* **Work instructions**
Print every line of the listing exactly, please.

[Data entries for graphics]
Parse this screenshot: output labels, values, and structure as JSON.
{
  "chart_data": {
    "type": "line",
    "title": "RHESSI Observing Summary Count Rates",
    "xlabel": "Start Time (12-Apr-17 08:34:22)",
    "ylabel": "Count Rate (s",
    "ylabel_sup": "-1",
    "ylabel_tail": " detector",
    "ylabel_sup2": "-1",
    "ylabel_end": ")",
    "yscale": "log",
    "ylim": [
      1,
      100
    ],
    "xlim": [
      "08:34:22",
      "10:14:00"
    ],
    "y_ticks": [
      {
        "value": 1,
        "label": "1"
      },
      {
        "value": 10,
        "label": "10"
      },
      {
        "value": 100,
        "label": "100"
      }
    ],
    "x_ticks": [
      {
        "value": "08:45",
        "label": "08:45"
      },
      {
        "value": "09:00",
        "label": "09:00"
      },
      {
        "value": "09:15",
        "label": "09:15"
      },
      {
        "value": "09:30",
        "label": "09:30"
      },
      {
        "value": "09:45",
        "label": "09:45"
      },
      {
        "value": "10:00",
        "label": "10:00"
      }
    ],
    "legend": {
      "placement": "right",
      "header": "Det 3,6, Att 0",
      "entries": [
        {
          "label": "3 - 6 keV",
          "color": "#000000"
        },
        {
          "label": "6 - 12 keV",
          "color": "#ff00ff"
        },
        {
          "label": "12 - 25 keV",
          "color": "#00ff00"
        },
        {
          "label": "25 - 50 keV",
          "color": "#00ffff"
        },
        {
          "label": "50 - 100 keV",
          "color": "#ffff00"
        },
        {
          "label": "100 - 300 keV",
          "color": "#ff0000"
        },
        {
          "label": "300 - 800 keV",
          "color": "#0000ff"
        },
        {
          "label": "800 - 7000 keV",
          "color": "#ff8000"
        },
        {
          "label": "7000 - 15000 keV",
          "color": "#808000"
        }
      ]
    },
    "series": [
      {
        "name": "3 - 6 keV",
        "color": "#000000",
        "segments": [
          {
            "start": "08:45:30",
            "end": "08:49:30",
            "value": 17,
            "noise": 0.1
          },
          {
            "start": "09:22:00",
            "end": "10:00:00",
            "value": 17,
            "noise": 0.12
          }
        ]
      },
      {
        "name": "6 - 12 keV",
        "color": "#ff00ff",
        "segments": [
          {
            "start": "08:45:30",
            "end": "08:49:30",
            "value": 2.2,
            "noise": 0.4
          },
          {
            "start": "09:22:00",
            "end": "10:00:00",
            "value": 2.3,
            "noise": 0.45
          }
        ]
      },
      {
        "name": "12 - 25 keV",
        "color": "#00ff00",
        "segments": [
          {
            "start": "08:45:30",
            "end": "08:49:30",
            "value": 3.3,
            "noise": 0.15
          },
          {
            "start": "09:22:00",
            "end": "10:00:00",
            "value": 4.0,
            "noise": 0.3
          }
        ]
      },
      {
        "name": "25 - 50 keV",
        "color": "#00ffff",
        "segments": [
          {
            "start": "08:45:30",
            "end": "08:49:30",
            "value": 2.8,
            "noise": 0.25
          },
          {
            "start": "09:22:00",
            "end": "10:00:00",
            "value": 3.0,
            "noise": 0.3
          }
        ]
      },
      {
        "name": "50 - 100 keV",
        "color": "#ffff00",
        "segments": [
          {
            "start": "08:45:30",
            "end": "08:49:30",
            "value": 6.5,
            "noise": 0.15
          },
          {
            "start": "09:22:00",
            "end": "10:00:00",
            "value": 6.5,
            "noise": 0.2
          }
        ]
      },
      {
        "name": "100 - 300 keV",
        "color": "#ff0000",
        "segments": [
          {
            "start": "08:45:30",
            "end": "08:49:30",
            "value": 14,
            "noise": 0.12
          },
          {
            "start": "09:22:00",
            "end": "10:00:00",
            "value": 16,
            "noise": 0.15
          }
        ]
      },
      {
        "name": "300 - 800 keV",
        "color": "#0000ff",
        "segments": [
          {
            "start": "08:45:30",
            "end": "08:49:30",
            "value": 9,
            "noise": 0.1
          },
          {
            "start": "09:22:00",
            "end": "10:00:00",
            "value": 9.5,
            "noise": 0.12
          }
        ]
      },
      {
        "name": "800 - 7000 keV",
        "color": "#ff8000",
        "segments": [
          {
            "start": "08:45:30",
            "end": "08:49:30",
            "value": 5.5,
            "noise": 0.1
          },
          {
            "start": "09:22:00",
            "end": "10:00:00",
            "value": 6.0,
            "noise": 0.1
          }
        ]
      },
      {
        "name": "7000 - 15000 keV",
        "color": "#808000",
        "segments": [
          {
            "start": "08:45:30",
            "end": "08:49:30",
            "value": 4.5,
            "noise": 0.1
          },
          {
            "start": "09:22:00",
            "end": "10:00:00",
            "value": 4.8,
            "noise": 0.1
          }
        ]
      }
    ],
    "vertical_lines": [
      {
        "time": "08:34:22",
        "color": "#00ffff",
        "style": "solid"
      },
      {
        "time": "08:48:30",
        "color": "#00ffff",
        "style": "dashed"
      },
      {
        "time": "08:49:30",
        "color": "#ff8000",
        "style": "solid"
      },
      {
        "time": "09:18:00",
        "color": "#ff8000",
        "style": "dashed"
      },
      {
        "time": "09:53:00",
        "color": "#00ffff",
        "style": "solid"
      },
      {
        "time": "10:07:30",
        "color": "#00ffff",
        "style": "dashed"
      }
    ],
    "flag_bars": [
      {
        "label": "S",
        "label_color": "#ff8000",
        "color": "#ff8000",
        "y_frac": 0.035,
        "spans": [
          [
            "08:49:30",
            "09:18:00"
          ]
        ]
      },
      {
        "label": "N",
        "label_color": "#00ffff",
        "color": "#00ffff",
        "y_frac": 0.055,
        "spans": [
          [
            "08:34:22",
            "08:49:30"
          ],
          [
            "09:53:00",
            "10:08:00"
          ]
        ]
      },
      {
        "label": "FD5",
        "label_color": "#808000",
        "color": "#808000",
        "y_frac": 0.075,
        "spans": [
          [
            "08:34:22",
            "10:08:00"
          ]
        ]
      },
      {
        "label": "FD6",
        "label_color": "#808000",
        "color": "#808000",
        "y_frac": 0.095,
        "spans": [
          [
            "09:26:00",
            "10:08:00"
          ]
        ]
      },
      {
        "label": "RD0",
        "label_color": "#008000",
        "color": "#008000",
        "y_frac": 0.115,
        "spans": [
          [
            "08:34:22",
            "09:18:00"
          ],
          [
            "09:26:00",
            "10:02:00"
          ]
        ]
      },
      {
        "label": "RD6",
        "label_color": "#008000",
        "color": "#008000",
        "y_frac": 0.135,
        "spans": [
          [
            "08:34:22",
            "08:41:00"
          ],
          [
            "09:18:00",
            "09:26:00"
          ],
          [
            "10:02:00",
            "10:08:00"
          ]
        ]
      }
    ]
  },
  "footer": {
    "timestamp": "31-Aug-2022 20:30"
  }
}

* **Written answer**
Parse this screenshot: output labels, values, and structure as JSON.
{
  "chart_data": {
    "type": "line",
    "title": "RHESSI Observing Summary Count Rates",
    "xlabel": "Start Time (12-Apr-17 08:34:22)",
    "ylabel": "Count Rate (s",
    "ylabel_sup": "-1",
    "ylabel_tail": " detector",
    "ylabel_sup2": "-1",
    "ylabel_end": ")",
    "yscale": "log",
    "ylim": [
      1,
      100
    ],
    "xlim": [
      "08:34:22",
      "10:14:00"
    ],
    "y_ticks": [
      {
        "value": 1,
        "label": "1"
      },
      {
        "value": 10,
        "label": "10"
      },
      {
        "value": 100,
        "label": "100"
      }
    ],
    "x_ticks": [
      {
        "value": "08:45",
        "label": "08:45"
      },
      {
        "value": "09:00",
        "label": "09:00"
      },
      {
        "value": "09:15",
        "label": "09:15"
      },
      {
        "value": "09:30",
        "label": "09:30"
      },
      {
        "value": "09:45",
        "label": "09:45"
      },
      {
        "value": "10:00",
        "label": "10:00"
      }
    ],
    "legend": {
      "placement": "right",
      "header": "Det 3,6, Att 0",
      "entries": [
        {
          "label": "3 - 6 keV",
          "color": "#000000"
        },
        {
          "label": "6 - 12 keV",
          "color": "#ff00ff"
        },
        {
          "label": "12 - 25 keV",
          "color": "#00ff00"
        },
        {
          "label": "25 - 50 keV",
          "color": "#00ffff"
        },
        {
          "label": "50 - 100 keV",
          "color": "#ffff00"
        },
        {
          "label": "100 - 300 keV",
          "color": "#ff0000"
        },
        {
          "label": "300 - 800 keV",
          "color": "#0000ff"
        },
        {
          "label": "800 - 7000 keV",
          "color": "#ff8000"
        },
        {
          "label": "7000 - 15000 keV",
          "color": "#808000"
        }
      ]
    },
    "series": [
      {
        "name": "3 - 6 keV",
        "color": "#000000",
        "segments": [
          {
            "start": "08:45:30",
            "end": "08:49:30",
            "value": 17,
            "noise": 0.1
          },
          {
            "start": "09:22:00",
            "end": "10:00:00",
            "value": 17,
            "noise": 0.12
          }
        ]
      },
      {
        "name": "6 - 12 keV",
        "color": "#ff00ff",
        "segments": [
          {
            "start": "08:45:30",
            "end": "08:49:30",
            "value": 2.2,
            "noise": 0.4
          },
          {
            "start": "09:22:00",
            "end": "10:00:00",
            "value": 2.3,
            "noise": 0.45
          }
        ]
      },
      {
        "name": "12 - 25 keV",
        "color": "#00ff00",
        "segments": [
          {
            "start": "08:45:30",
            "end": "08:49:30",
            "value": 3.3,
            "noise": 0.15
          },
          {
            "start": "09:22:00",
            "end": "10:00:00",
            "value": 4.0,
            "noise": 0.3
          }
        ]
      },
      {
        "name": "25 - 50 keV",
        "color": "#00ffff",
        "segments": [
          {
            "start": "08:45:30",
            "end": "08:49:30",
            "value": 2.8,
            "noise": 0.25
          },
          {
            "start": "09:22:00",
            "end": "10:00:00",
            "value": 3.0,
            "noise": 0.3
          }
        ]
      },
      {
        "name": "50 - 100 keV",
        "color": "#ffff00",
        "segments": [
          {
            "start": "08:45:30",
            "end": "08:49:30",
            "value": 6.5,
            "noise": 0.15
          },
          {
            "start": "09:22:00",
            "end": "10:00:00",
            "value": 6.5,
            "noise": 0.2
          }
        ]
      },
      {
        "name": "100 - 300 keV",
        "color": "#ff0000",
        "segments": [
          {
            "start": "08:45:30",
            "end": "08:49:30",
            "value": 14,
            "noise": 0.12
          },
          {
            "start": "09:22:00",
            "end": "10:00:00",
            "value": 16,
            "noise": 0.15
          }
        ]
      },
      {
        "name": "300 - 800 keV",
        "color": "#0000ff",
        "segments": [
          {
            "start": "08:45:30",
            "end": "08:49:30",
            "value": 9,
            "noise": 0.1
          },
          {
            "start": "09:22:00",
            "end": "10:00:00",
            "value": 9.5,
            "noise": 0.12
          }
        ]
      },
      {
        "name": "800 - 7000 keV",
        "color": "#ff8000",
        "segments": [
          {
            "start": "08:45:30",
            "end": "08:49:30",
            "value": 5.5,
            "noise": 0.1
          },
          {
            "start": "09:22:00",
            "end": "10:00:00",
            "value": 6.0,
            "noise": 0.1
          }
        ]
      },
      {
        "name": "7000 - 15000 keV",
        "color": "#808000",
        "segments": [
          {
            "start": "08:45:30",
            "end": "08:49:30",
            "value": 4.5,
            "noise": 0.1
          },
          {
            "start": "09:22:00",
            "end": "10:00:00",
            "value": 4.8,
            "noise": 0.1
          }
        ]
      }
    ],
    "vertical_lines": [
      {
        "time": "08:34:22",
        "color": "#00ffff",
        "style": "solid"
      },
      {
        "time": "08:48:30",
        "color": "#00ffff",
        "style": "dashed"
      },
      {
        "time": "08:49:30",
        "color": "#ff8000",
        "style": "solid"
      },
      {
        "time": "09:18:00",
        "color": "#ff8000",
        "style": "dashed"
      },
      {
        "time": "09:53:00",
        "color": "#00ffff",
        "style": "solid"
      },
      {
        "time": "10:07:30",
        "color": "#00ffff",
        "style": "dashed"
      }
    ],
    "flag_bars": [
      {
        "label": "S",
        "label_color": "#ff8000",
        "color": "#ff8000",
        "y_frac": 0.035,
        "spans": [
          [
            "08:49:30",
            "09:18:00"
          ]
        ]
      },
      {
        "label": "N",
        "label_color": "#00ffff",
        "color": "#00ffff",
        "y_frac": 0.055,
        "spans": [
          [
            "08:34:22",
            "08:49:30"
          ],
          [
            "09:53:00",
            "10:08:00"
          ]
        ]
      },
      {
        "label": "FD5",
        "label_color": "#808000",
        "color": "#808000",
        "y_frac": 0.075,
        "spans": [
          [
            "08:34:22",
            "10:08:00"
          ]
        ]
      },
      {
        "label": "FD6",
        "label_color": "#808000",
        "color": "#808000",
        "y_frac": 0.095,
        "spans": [
          [
            "09:26:00",
            "10:08:00"
          ]
        ]
      },
      {
        "label": "RD0",
        "label_color": "#008000",
        "color": "#008000",
        "y_frac": 0.115,
        "spans": [
          [
            "08:34:22",
            "09:18:00"
          ],
          [
            "09:26:00",
            "10:02:00"
          ]
        ]
      },
      {
        "label": "RD6",
        "label_color": "#008000",
        "color": "#008000",
        "y_frac": 0.135,
        "spans": [
          [
            "08:34:22",
            "08:41:00"
          ],
          [
            "09:18:00",
            "09:26:00"
          ],
          [
            "10:02:00",
            "10:08:00"
          ]
        ]
      }
    ]
  },
  "footer": {
    "timestamp": "31-Aug-2022 20:30"
  }
}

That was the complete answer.